Structured figure records:

_____

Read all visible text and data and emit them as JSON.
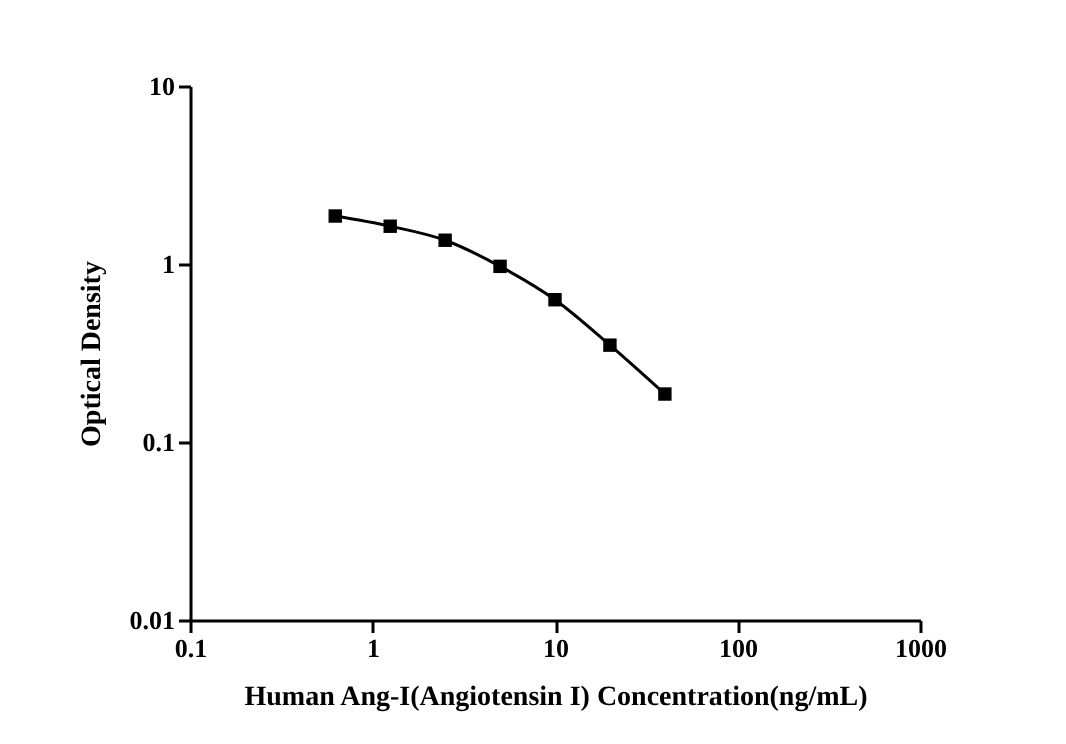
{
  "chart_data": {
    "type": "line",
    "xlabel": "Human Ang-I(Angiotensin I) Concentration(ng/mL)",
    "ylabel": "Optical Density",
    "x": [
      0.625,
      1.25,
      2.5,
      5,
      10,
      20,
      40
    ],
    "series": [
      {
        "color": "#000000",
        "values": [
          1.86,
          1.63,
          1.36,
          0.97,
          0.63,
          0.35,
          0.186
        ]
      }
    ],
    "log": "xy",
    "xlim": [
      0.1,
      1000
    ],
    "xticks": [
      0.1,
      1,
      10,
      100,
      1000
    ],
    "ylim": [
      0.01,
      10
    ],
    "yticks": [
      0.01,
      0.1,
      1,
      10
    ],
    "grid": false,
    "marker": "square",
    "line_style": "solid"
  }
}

_____

Print out every entry above without changing a word, and leave out the pictures.

**Complete response**
Read all visible text and data and emit them as JSON.
{
  "chart_data": {
    "type": "line",
    "xlabel": "Human Ang-I(Angiotensin I) Concentration(ng/mL)",
    "ylabel": "Optical Density",
    "x": [
      0.625,
      1.25,
      2.5,
      5,
      10,
      20,
      40
    ],
    "series": [
      {
        "color": "#000000",
        "values": [
          1.86,
          1.63,
          1.36,
          0.97,
          0.63,
          0.35,
          0.186
        ]
      }
    ],
    "log": "xy",
    "xlim": [
      0.1,
      1000
    ],
    "xticks": [
      0.1,
      1,
      10,
      100,
      1000
    ],
    "ylim": [
      0.01,
      10
    ],
    "yticks": [
      0.01,
      0.1,
      1,
      10
    ],
    "grid": false,
    "marker": "square",
    "line_style": "solid"
  }
}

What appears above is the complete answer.